--- Begin MATERIAL FOR THIS EXERCISE ---

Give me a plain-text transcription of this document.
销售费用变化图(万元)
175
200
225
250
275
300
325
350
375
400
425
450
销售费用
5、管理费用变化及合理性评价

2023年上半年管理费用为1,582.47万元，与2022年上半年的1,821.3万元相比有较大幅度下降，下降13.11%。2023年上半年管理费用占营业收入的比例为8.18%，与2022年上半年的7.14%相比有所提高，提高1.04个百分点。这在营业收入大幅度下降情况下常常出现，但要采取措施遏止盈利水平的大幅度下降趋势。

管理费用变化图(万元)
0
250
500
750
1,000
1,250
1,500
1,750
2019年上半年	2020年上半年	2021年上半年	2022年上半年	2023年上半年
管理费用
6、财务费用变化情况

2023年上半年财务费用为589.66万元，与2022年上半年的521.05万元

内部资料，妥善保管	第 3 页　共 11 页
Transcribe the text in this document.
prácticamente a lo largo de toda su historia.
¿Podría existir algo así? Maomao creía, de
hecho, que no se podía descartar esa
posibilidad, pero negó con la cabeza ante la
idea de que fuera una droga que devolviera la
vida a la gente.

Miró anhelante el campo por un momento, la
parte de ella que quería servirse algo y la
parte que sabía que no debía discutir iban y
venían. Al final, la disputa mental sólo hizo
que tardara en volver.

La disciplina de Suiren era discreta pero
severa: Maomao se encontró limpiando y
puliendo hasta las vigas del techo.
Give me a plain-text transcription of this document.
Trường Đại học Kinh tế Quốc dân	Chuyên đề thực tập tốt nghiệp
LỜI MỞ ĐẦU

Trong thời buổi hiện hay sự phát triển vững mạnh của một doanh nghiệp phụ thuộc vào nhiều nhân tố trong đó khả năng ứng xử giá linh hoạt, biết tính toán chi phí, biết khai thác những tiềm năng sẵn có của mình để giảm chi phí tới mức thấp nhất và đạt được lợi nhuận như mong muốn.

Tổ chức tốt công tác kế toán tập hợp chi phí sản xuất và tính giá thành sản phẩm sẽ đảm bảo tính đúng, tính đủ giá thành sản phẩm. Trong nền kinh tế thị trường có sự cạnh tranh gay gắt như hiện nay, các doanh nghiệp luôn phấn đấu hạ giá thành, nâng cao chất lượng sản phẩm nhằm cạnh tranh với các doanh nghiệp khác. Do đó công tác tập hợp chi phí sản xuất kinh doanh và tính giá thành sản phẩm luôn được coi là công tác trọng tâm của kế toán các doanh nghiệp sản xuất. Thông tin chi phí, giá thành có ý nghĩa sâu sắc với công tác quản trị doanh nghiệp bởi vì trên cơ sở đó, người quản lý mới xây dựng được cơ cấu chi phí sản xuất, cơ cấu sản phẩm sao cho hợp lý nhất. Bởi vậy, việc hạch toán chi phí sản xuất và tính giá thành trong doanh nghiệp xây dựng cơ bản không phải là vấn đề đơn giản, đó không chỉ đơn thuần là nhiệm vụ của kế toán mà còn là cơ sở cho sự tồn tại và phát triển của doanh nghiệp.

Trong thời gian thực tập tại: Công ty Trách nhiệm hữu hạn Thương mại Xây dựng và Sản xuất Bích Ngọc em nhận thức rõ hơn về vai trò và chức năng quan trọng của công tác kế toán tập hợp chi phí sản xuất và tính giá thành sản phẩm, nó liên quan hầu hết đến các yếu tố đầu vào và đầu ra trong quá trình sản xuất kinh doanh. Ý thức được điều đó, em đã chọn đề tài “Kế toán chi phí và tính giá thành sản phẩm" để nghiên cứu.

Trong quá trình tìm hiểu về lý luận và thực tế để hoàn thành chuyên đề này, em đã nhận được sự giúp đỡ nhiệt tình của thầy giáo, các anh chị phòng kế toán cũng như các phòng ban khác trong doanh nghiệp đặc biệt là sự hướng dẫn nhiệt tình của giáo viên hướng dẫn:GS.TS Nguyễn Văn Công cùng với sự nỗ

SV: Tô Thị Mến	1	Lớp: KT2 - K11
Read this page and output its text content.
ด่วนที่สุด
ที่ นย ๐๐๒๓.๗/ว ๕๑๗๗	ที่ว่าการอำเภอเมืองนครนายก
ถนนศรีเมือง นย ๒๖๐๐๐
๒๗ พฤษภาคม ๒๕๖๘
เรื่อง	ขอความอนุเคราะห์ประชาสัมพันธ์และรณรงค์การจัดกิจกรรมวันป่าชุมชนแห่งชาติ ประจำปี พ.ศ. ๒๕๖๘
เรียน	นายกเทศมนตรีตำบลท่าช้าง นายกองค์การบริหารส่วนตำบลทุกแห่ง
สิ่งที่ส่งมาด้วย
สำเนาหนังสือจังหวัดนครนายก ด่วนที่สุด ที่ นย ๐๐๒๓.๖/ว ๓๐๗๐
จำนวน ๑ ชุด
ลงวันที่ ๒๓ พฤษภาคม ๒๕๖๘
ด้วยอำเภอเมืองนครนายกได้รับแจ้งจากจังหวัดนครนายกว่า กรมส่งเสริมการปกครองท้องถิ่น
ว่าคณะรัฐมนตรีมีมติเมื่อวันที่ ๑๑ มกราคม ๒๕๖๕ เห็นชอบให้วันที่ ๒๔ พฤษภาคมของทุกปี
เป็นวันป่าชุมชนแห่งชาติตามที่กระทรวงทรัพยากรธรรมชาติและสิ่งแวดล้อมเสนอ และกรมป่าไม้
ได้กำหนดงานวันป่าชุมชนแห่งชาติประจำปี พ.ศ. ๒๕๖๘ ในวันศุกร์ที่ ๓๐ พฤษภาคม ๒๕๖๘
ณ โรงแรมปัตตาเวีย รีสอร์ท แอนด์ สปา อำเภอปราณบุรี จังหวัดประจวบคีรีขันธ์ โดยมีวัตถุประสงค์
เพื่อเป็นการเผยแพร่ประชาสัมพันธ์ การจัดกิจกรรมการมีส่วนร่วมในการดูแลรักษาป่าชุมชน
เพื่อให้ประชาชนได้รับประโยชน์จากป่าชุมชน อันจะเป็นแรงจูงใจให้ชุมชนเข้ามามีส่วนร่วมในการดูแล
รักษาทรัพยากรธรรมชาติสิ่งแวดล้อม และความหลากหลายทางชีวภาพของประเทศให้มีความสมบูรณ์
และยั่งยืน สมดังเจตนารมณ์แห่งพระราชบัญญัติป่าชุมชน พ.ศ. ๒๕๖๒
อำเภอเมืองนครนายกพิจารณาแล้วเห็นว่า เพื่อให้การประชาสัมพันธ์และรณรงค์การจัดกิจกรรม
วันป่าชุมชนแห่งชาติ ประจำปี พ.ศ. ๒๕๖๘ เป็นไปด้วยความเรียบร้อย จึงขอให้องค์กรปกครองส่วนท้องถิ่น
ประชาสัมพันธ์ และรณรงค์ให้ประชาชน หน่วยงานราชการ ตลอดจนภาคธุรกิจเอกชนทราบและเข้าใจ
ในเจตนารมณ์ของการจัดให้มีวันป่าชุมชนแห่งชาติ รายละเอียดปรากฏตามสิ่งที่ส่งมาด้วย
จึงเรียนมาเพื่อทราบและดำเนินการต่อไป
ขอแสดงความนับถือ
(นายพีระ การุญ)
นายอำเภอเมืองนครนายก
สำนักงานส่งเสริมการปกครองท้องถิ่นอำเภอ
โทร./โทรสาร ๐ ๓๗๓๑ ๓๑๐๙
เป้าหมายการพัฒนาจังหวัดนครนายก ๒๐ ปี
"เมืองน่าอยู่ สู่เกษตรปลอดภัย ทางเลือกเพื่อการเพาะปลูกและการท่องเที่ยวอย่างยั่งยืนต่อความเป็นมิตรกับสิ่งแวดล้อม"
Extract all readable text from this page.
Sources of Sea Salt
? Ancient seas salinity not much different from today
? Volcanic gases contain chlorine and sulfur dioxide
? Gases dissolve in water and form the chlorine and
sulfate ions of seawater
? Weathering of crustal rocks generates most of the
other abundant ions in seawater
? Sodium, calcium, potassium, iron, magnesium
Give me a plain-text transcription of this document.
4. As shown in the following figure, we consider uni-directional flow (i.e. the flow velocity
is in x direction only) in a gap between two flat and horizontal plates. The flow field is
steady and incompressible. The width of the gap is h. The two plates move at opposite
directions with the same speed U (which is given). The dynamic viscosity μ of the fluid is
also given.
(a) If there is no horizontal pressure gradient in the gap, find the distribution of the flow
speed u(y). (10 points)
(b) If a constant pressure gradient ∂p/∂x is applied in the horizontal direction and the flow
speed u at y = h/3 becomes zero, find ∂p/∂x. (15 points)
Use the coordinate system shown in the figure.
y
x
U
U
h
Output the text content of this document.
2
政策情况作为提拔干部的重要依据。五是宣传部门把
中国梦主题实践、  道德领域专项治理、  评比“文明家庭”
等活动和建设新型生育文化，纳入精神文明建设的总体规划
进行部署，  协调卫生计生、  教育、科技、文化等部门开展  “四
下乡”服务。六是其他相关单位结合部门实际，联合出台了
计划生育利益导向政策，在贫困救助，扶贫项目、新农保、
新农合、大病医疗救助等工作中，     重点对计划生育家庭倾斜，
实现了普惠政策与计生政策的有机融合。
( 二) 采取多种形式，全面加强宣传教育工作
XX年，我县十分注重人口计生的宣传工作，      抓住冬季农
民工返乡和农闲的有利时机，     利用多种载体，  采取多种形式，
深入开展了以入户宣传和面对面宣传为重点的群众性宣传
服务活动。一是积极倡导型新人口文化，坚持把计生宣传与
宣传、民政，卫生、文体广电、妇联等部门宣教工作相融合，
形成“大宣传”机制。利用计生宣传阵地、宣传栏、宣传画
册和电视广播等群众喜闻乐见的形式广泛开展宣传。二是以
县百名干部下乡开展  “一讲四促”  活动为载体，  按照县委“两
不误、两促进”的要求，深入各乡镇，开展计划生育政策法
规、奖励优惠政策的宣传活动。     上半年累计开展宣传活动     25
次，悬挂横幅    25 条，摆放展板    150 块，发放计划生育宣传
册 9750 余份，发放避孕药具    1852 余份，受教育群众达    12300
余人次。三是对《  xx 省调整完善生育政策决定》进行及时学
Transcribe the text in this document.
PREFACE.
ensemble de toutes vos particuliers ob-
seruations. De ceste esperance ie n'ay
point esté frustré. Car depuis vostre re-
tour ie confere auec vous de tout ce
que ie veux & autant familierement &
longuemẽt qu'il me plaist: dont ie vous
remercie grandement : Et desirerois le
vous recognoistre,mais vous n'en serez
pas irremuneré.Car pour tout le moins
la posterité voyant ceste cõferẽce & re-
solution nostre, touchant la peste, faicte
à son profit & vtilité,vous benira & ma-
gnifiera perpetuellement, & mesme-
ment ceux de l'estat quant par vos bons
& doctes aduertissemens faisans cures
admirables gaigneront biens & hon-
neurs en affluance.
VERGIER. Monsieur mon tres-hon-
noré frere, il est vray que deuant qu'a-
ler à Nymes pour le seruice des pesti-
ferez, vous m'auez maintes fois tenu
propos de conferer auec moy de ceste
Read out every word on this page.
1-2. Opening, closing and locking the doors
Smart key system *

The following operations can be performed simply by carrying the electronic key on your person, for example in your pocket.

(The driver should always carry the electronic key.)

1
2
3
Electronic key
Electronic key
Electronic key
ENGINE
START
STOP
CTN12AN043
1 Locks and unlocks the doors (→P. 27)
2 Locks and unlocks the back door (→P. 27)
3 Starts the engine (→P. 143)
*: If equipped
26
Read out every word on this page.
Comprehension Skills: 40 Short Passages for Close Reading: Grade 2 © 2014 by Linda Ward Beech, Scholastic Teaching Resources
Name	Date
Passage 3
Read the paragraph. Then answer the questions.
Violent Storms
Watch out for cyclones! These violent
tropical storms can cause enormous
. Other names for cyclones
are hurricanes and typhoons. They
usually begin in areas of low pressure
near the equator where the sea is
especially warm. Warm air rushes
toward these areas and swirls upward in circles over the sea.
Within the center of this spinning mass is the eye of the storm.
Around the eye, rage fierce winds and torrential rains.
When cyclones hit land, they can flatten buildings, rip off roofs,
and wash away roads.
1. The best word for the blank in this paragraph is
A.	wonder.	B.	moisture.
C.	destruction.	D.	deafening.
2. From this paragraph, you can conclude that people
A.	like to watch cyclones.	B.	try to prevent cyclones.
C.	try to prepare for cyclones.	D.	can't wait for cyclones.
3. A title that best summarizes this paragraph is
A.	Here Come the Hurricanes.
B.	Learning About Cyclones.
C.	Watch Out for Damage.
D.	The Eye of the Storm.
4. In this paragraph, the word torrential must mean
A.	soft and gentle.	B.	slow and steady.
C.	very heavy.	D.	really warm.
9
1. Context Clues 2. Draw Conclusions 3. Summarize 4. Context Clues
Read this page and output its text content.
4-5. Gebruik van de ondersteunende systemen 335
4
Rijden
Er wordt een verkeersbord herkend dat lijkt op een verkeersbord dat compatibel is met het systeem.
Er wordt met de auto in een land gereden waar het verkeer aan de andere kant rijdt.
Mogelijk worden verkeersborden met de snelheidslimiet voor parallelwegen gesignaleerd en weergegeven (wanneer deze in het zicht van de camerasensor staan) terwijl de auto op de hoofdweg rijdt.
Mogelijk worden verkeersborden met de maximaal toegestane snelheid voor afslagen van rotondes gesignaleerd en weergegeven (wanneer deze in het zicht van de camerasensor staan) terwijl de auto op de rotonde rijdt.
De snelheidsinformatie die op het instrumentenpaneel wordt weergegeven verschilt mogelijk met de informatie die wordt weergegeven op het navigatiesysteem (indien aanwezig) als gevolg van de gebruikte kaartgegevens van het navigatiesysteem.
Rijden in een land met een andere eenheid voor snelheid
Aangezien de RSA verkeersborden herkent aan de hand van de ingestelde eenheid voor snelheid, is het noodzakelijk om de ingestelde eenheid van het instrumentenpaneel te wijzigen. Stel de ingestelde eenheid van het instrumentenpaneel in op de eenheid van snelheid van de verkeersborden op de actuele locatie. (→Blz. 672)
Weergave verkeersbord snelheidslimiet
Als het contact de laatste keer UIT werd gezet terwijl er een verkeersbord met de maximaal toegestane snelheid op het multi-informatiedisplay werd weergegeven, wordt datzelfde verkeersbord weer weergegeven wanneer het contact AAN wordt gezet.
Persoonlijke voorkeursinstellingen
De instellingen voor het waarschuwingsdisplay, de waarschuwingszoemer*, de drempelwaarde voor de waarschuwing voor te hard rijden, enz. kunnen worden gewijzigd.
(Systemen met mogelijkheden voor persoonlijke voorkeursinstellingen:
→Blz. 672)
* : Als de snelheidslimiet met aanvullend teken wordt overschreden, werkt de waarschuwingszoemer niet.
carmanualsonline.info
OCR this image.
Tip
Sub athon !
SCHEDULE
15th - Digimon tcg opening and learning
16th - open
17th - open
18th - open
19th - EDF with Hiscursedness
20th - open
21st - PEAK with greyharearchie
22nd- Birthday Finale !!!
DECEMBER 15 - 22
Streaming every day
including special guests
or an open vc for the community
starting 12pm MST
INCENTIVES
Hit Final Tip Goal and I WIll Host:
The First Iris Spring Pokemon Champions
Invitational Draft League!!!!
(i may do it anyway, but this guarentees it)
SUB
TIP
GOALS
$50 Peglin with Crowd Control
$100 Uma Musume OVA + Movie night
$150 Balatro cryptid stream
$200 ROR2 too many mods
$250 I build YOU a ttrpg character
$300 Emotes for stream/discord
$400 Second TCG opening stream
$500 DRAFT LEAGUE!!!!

--- End MATERIAL FOR THIS EXERCISE ---

● WHAT THE EXERCISE ASKS
Gather every line from the listing above in which "vous" appears, and copy those lines.

● FULL ANSWER
tour ie confere auec vous de tout ce
longuemẽt qu'il me plaist: dont ie vous
vous recognoistre,mais vous n'en serez
à son profit & vtilité,vous benira & ma-
ferez, vous m'auez maintes fois tenu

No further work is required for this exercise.